◆ What is required
Tally every line of the listing where the string "Calendar" is found, and state the total alone.

# Given entries start

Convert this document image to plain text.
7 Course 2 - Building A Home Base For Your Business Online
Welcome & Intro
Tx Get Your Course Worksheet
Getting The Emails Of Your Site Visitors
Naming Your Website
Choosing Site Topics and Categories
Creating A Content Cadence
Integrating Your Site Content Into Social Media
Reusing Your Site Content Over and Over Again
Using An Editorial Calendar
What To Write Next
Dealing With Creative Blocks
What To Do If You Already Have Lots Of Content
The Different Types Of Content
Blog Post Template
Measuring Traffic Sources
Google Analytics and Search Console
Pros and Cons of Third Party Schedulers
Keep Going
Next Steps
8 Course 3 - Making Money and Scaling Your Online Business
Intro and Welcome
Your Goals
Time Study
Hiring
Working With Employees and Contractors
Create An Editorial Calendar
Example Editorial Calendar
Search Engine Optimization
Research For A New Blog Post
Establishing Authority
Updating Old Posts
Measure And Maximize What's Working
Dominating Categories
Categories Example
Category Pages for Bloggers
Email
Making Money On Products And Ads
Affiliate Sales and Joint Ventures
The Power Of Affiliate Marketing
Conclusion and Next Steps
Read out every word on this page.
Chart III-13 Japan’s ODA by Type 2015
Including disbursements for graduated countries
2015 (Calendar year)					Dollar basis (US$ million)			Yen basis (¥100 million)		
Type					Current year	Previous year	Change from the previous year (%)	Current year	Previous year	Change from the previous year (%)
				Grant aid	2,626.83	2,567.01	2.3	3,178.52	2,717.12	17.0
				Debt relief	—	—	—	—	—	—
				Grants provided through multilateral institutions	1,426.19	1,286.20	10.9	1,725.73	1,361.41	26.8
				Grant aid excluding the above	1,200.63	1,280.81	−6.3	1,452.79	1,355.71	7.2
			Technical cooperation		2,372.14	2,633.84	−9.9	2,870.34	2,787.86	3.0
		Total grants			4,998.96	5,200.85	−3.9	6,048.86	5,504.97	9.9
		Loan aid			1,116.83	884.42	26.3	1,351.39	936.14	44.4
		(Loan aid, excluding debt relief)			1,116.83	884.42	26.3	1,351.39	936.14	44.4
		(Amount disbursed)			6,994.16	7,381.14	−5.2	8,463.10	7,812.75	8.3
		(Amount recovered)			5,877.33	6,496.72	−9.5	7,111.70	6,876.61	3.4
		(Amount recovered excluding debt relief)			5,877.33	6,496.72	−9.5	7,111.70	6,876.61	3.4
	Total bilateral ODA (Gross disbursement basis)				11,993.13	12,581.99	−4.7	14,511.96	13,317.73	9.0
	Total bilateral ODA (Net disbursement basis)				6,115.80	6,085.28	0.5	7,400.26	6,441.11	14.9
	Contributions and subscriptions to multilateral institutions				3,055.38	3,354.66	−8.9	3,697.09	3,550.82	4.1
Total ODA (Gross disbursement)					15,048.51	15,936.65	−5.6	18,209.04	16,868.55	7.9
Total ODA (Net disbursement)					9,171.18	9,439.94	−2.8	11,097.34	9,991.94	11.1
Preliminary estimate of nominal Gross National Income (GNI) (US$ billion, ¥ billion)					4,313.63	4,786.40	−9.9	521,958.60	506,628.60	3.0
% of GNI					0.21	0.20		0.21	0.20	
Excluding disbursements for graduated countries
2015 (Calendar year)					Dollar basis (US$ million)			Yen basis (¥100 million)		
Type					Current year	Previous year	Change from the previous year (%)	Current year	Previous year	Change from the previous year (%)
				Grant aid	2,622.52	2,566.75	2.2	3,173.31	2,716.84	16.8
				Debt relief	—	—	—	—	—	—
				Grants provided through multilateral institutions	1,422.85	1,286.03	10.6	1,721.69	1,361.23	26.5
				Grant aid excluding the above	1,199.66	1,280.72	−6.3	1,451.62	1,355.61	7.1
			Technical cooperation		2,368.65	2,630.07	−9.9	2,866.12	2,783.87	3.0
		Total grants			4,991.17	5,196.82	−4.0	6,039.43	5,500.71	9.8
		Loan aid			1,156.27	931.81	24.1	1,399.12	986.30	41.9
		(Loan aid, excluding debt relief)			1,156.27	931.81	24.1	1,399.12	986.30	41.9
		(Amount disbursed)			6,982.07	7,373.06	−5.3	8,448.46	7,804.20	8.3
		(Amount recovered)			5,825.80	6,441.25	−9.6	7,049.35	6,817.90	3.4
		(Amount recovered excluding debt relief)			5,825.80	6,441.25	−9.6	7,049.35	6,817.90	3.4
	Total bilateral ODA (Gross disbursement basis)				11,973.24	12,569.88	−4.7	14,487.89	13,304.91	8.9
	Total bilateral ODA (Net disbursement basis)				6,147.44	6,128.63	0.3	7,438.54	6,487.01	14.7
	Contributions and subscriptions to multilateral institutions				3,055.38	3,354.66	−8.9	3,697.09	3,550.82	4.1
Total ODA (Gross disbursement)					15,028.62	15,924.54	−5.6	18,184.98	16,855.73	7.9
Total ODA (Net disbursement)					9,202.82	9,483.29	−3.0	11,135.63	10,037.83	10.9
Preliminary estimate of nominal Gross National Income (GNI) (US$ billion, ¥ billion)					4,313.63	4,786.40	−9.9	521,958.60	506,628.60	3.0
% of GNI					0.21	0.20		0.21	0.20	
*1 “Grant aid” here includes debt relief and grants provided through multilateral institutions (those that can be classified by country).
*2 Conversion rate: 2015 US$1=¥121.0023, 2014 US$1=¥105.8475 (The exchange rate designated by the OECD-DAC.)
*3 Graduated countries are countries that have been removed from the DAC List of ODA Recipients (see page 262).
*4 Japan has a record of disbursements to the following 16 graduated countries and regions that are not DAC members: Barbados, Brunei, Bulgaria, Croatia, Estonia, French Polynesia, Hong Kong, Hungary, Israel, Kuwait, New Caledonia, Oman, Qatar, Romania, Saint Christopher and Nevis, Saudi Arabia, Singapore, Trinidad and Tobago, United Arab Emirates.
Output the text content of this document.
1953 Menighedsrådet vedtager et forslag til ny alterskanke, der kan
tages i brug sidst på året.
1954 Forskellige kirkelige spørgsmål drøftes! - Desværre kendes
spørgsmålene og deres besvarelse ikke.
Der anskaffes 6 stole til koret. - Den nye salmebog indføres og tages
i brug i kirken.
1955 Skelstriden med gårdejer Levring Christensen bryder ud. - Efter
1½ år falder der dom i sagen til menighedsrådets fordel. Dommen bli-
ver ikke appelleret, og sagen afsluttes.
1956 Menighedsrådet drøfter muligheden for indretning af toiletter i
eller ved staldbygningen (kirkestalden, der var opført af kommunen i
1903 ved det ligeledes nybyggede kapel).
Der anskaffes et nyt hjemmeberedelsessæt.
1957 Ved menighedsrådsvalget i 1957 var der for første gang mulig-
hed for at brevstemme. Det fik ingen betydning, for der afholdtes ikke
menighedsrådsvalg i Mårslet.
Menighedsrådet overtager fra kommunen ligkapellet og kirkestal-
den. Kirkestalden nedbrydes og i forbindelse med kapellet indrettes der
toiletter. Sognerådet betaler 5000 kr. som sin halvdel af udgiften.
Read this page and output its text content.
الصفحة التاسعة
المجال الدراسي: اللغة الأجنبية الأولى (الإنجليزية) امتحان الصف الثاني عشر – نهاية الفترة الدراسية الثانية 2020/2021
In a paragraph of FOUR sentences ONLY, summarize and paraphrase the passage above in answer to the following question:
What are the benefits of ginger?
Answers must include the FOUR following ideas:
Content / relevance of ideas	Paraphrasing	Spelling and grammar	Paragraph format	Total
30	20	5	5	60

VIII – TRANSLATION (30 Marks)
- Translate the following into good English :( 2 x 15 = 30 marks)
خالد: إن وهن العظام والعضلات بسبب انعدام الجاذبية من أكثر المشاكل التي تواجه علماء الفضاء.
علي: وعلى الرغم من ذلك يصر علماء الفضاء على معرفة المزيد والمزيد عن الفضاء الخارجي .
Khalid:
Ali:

# Given entries end

◆ Reply to the exercise
5